STORED RECORDS:
______________________________

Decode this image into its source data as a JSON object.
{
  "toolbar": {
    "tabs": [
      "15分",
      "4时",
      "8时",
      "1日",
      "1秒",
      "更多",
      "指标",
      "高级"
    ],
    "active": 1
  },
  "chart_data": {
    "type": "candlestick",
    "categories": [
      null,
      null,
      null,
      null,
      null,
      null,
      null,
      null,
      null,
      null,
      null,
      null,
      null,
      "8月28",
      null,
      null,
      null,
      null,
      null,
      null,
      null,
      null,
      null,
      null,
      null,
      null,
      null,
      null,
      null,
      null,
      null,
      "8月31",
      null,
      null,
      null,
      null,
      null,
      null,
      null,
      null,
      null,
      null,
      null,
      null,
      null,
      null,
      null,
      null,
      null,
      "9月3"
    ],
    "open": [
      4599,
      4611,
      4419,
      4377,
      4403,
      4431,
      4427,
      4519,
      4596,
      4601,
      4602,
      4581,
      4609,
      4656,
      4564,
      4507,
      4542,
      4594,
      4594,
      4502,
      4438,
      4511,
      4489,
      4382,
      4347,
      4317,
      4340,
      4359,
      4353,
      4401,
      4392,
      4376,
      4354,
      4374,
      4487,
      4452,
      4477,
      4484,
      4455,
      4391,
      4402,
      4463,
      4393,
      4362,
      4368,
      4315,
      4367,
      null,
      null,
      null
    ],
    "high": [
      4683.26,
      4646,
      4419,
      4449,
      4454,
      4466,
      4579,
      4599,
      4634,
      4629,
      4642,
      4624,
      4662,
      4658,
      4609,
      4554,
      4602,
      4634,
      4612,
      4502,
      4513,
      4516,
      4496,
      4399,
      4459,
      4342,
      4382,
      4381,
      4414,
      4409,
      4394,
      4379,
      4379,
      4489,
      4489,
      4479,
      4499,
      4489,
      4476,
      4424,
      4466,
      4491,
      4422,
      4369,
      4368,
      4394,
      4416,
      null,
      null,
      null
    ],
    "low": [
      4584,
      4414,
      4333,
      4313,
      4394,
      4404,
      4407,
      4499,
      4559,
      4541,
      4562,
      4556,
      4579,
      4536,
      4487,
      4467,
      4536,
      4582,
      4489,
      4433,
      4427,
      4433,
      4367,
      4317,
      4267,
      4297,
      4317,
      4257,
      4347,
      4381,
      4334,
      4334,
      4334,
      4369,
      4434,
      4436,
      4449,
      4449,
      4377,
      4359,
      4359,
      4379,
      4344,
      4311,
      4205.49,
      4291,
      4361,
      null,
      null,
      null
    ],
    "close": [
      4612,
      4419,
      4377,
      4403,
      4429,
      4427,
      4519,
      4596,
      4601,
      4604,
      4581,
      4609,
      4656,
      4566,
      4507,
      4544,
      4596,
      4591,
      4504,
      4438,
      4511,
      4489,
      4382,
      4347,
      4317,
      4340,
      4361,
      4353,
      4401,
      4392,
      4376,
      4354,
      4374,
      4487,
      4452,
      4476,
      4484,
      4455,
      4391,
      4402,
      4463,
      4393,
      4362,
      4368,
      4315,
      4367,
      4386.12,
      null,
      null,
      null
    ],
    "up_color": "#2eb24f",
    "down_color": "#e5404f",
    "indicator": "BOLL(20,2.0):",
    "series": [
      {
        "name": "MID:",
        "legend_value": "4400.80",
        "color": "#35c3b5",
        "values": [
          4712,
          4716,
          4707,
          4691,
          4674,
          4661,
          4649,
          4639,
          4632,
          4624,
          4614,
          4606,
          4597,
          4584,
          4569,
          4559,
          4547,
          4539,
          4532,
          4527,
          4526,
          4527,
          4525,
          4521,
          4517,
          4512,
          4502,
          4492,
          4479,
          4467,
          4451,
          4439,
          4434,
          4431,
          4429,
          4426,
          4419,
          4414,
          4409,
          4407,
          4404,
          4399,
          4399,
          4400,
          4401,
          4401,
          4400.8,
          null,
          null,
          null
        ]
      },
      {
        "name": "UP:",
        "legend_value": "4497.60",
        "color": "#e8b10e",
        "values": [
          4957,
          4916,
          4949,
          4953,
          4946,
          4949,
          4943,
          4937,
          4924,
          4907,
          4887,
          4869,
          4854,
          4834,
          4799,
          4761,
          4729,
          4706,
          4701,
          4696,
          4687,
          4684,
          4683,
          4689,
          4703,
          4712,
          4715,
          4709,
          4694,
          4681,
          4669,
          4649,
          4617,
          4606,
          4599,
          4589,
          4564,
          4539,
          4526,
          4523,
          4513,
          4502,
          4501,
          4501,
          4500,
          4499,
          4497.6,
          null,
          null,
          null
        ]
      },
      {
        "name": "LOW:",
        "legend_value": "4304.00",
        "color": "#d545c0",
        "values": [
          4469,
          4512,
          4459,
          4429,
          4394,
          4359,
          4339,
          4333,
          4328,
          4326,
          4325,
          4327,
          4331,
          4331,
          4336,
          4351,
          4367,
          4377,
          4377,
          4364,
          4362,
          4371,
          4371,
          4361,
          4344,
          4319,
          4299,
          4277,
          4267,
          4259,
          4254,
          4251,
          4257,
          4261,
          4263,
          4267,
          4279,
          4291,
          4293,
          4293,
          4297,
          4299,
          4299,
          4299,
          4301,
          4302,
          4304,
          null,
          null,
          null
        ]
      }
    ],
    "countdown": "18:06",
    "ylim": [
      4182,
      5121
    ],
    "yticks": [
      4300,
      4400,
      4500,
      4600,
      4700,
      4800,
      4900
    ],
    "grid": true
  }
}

______________________________

WRITTEN REQUEST: Every line of the material must be returned exactly as it appears.

TASK ANSWER:
Decode this image into its source data as a JSON object.
{
  "toolbar": {
    "tabs": [
      "15分",
      "4时",
      "8时",
      "1日",
      "1秒",
      "更多",
      "指标",
      "高级"
    ],
    "active": 1
  },
  "chart_data": {
    "type": "candlestick",
    "categories": [
      null,
      null,
      null,
      null,
      null,
      null,
      null,
      null,
      null,
      null,
      null,
      null,
      null,
      "8月28",
      null,
      null,
      null,
      null,
      null,
      null,
      null,
      null,
      null,
      null,
      null,
      null,
      null,
      null,
      null,
      null,
      null,
      "8月31",
      null,
      null,
      null,
      null,
      null,
      null,
      null,
      null,
      null,
      null,
      null,
      null,
      null,
      null,
      null,
      null,
      null,
      "9月3"
    ],
    "open": [
      4599,
      4611,
      4419,
      4377,
      4403,
      4431,
      4427,
      4519,
      4596,
      4601,
      4602,
      4581,
      4609,
      4656,
      4564,
      4507,
      4542,
      4594,
      4594,
      4502,
      4438,
      4511,
      4489,
      4382,
      4347,
      4317,
      4340,
      4359,
      4353,
      4401,
      4392,
      4376,
      4354,
      4374,
      4487,
      4452,
      4477,
      4484,
      4455,
      4391,
      4402,
      4463,
      4393,
      4362,
      4368,
      4315,
      4367,
      null,
      null,
      null
    ],
    "high": [
      4683.26,
      4646,
      4419,
      4449,
      4454,
      4466,
      4579,
      4599,
      4634,
      4629,
      4642,
      4624,
      4662,
      4658,
      4609,
      4554,
      4602,
      4634,
      4612,
      4502,
      4513,
      4516,
      4496,
      4399,
      4459,
      4342,
      4382,
      4381,
      4414,
      4409,
      4394,
      4379,
      4379,
      4489,
      4489,
      4479,
      4499,
      4489,
      4476,
      4424,
      4466,
      4491,
      4422,
      4369,
      4368,
      4394,
      4416,
      null,
      null,
      null
    ],
    "low": [
      4584,
      4414,
      4333,
      4313,
      4394,
      4404,
      4407,
      4499,
      4559,
      4541,
      4562,
      4556,
      4579,
      4536,
      4487,
      4467,
      4536,
      4582,
      4489,
      4433,
      4427,
      4433,
      4367,
      4317,
      4267,
      4297,
      4317,
      4257,
      4347,
      4381,
      4334,
      4334,
      4334,
      4369,
      4434,
      4436,
      4449,
      4449,
      4377,
      4359,
      4359,
      4379,
      4344,
      4311,
      4205.49,
      4291,
      4361,
      null,
      null,
      null
    ],
    "close": [
      4612,
      4419,
      4377,
      4403,
      4429,
      4427,
      4519,
      4596,
      4601,
      4604,
      4581,
      4609,
      4656,
      4566,
      4507,
      4544,
      4596,
      4591,
      4504,
      4438,
      4511,
      4489,
      4382,
      4347,
      4317,
      4340,
      4361,
      4353,
      4401,
      4392,
      4376,
      4354,
      4374,
      4487,
      4452,
      4476,
      4484,
      4455,
      4391,
      4402,
      4463,
      4393,
      4362,
      4368,
      4315,
      4367,
      4386.12,
      null,
      null,
      null
    ],
    "up_color": "#2eb24f",
    "down_color": "#e5404f",
    "indicator": "BOLL(20,2.0):",
    "series": [
      {
        "name": "MID:",
        "legend_value": "4400.80",
        "color": "#35c3b5",
        "values": [
          4712,
          4716,
          4707,
          4691,
          4674,
          4661,
          4649,
          4639,
          4632,
          4624,
          4614,
          4606,
          4597,
          4584,
          4569,
          4559,
          4547,
          4539,
          4532,
          4527,
          4526,
          4527,
          4525,
          4521,
          4517,
          4512,
          4502,
          4492,
          4479,
          4467,
          4451,
          4439,
          4434,
          4431,
          4429,
          4426,
          4419,
          4414,
          4409,
          4407,
          4404,
          4399,
          4399,
          4400,
          4401,
          4401,
          4400.8,
          null,
          null,
          null
        ]
      },
      {
        "name": "UP:",
        "legend_value": "4497.60",
        "color": "#e8b10e",
        "values": [
          4957,
          4916,
          4949,
          4953,
          4946,
          4949,
          4943,
          4937,
          4924,
          4907,
          4887,
          4869,
          4854,
          4834,
          4799,
          4761,
          4729,
          4706,
          4701,
          4696,
          4687,
          4684,
          4683,
          4689,
          4703,
          4712,
          4715,
          4709,
          4694,
          4681,
          4669,
          4649,
          4617,
          4606,
          4599,
          4589,
          4564,
          4539,
          4526,
          4523,
          4513,
          4502,
          4501,
          4501,
          4500,
          4499,
          4497.6,
          null,
          null,
          null
        ]
      },
      {
        "name": "LOW:",
        "legend_value": "4304.00",
        "color": "#d545c0",
        "values": [
          4469,
          4512,
          4459,
          4429,
          4394,
          4359,
          4339,
          4333,
          4328,
          4326,
          4325,
          4327,
          4331,
          4331,
          4336,
          4351,
          4367,
          4377,
          4377,
          4364,
          4362,
          4371,
          4371,
          4361,
          4344,
          4319,
          4299,
          4277,
          4267,
          4259,
          4254,
          4251,
          4257,
          4261,
          4263,
          4267,
          4279,
          4291,
          4293,
          4293,
          4297,
          4299,
          4299,
          4299,
          4301,
          4302,
          4304,
          null,
          null,
          null
        ]
      }
    ],
    "countdown": "18:06",
    "ylim": [
      4182,
      5121
    ],
    "yticks": [
      4300,
      4400,
      4500,
      4600,
      4700,
      4800,
      4900
    ],
    "grid": true
  }
}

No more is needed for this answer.